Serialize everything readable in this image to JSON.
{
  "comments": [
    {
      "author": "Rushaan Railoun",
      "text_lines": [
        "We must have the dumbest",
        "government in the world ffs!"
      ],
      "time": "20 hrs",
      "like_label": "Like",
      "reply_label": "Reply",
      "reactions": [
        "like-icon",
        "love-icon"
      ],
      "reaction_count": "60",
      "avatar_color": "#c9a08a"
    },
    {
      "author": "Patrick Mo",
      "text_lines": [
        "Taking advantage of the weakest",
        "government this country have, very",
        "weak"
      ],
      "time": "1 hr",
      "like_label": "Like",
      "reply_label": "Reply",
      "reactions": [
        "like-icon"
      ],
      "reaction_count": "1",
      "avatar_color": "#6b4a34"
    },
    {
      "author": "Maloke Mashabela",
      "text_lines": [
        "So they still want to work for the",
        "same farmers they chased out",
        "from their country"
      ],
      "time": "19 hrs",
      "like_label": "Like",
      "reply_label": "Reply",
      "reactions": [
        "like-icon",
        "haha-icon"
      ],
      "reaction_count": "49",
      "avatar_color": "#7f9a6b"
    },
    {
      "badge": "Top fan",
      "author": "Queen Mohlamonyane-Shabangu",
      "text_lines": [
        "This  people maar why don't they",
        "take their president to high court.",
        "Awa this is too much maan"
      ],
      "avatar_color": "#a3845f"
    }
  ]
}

◆ **WHAT IS EXPECTED**
Reproduce each record exactly, leaving nothing out.

◆ **COMPLETE OUTPUT**
Serialize everything readable in this image to JSON.
{
  "comments": [
    {
      "author": "Rushaan Railoun",
      "text_lines": [
        "We must have the dumbest",
        "government in the world ffs!"
      ],
      "time": "20 hrs",
      "like_label": "Like",
      "reply_label": "Reply",
      "reactions": [
        "like-icon",
        "love-icon"
      ],
      "reaction_count": "60",
      "avatar_color": "#c9a08a"
    },
    {
      "author": "Patrick Mo",
      "text_lines": [
        "Taking advantage of the weakest",
        "government this country have, very",
        "weak"
      ],
      "time": "1 hr",
      "like_label": "Like",
      "reply_label": "Reply",
      "reactions": [
        "like-icon"
      ],
      "reaction_count": "1",
      "avatar_color": "#6b4a34"
    },
    {
      "author": "Maloke Mashabela",
      "text_lines": [
        "So they still want to work for the",
        "same farmers they chased out",
        "from their country"
      ],
      "time": "19 hrs",
      "like_label": "Like",
      "reply_label": "Reply",
      "reactions": [
        "like-icon",
        "haha-icon"
      ],
      "reaction_count": "49",
      "avatar_color": "#7f9a6b"
    },
    {
      "badge": "Top fan",
      "author": "Queen Mohlamonyane-Shabangu",
      "text_lines": [
        "This  people maar why don't they",
        "take their president to high court.",
        "Awa this is too much maan"
      ],
      "avatar_color": "#a3845f"
    }
  ]
}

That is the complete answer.